#### [SET TASK]
Check each line below for "name" and report how many have it, nothing else.

===== RECORDS FOR THE TASK

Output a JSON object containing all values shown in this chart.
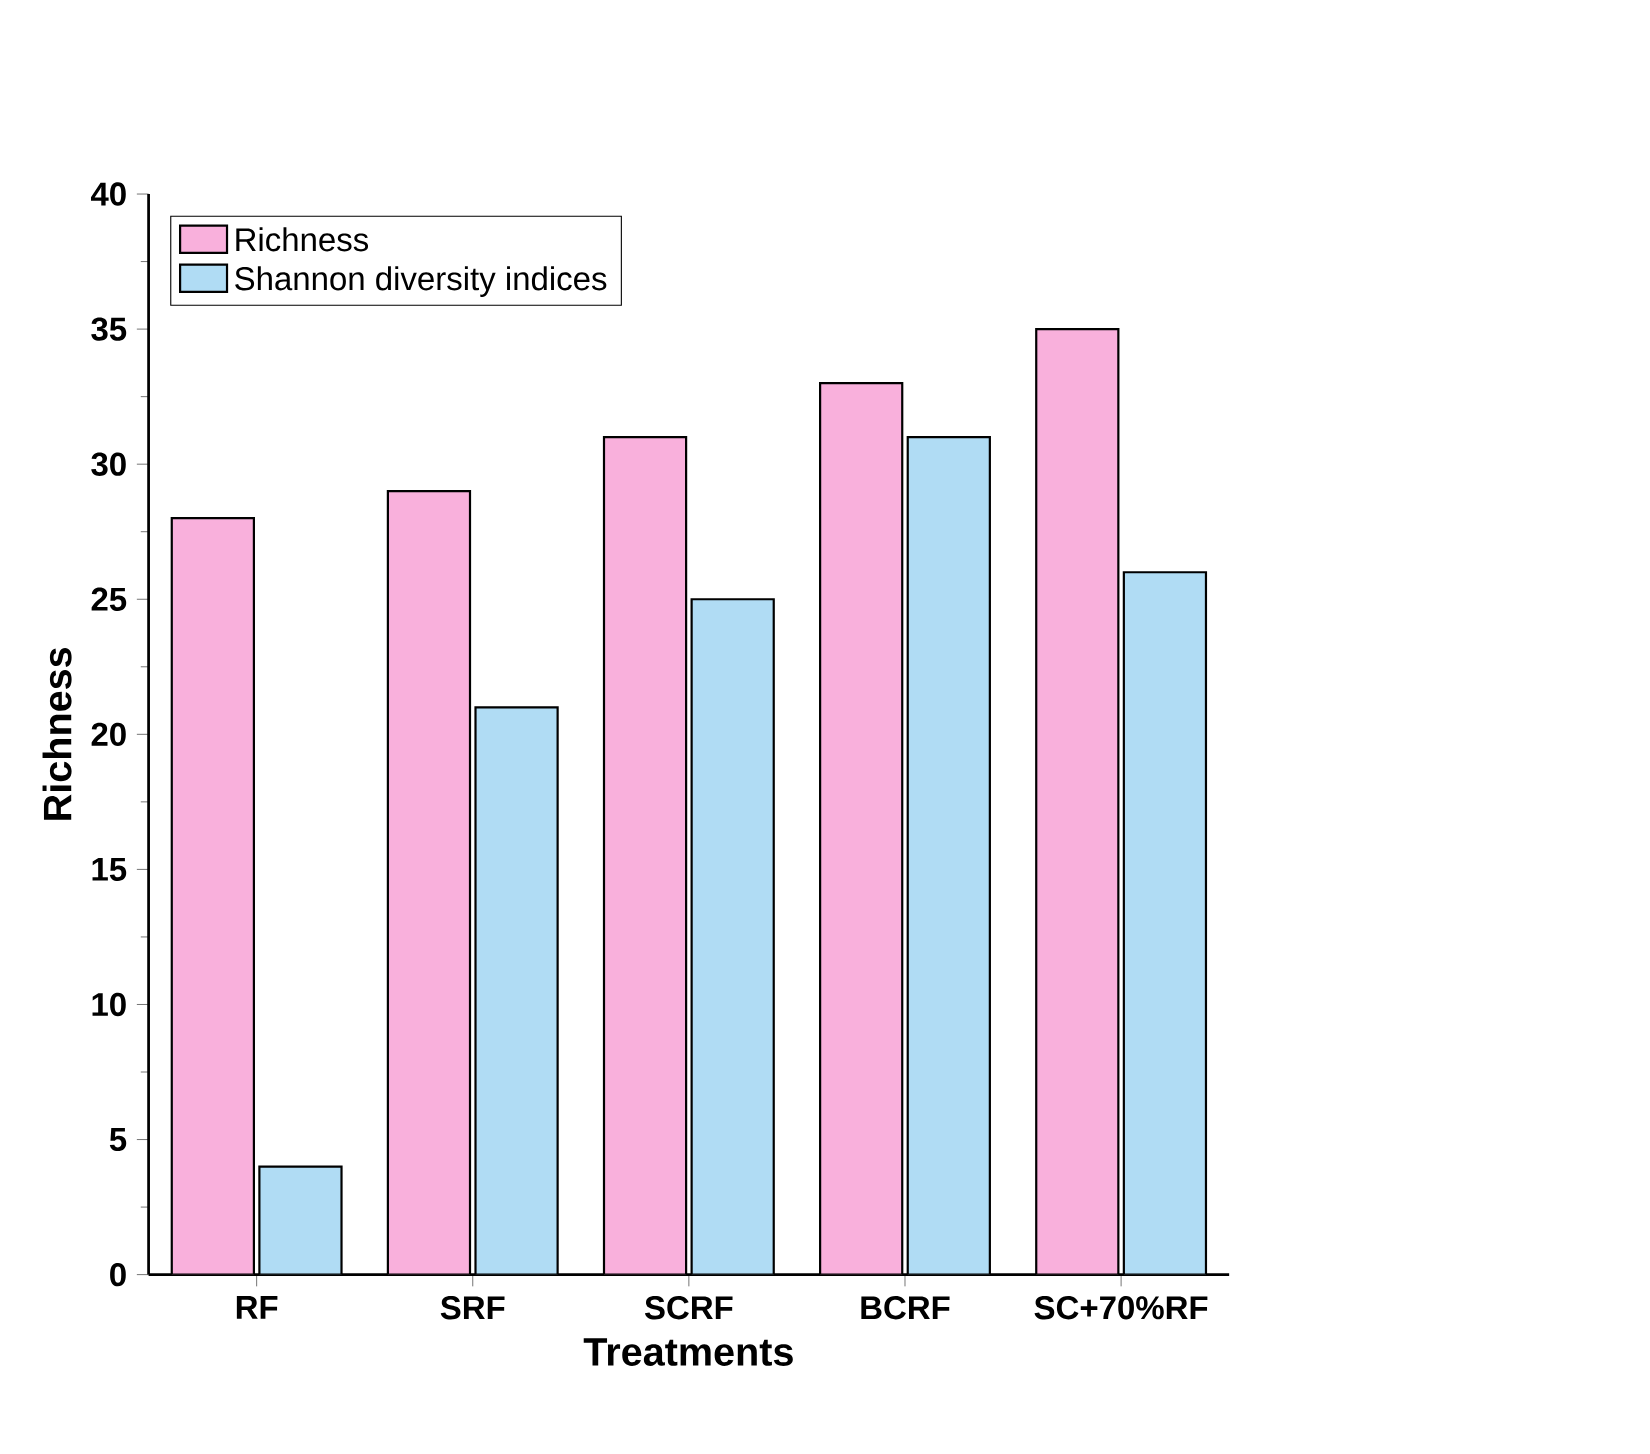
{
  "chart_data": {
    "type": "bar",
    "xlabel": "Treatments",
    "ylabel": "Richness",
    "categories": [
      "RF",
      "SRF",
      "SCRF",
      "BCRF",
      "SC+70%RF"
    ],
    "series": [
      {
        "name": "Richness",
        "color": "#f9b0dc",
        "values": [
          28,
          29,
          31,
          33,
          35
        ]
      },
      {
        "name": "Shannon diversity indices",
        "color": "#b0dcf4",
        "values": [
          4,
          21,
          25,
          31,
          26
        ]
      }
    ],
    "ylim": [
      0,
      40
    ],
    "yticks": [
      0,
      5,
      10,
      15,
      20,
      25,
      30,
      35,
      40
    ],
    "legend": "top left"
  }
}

==========

#### [ANSWER IN FULL]
2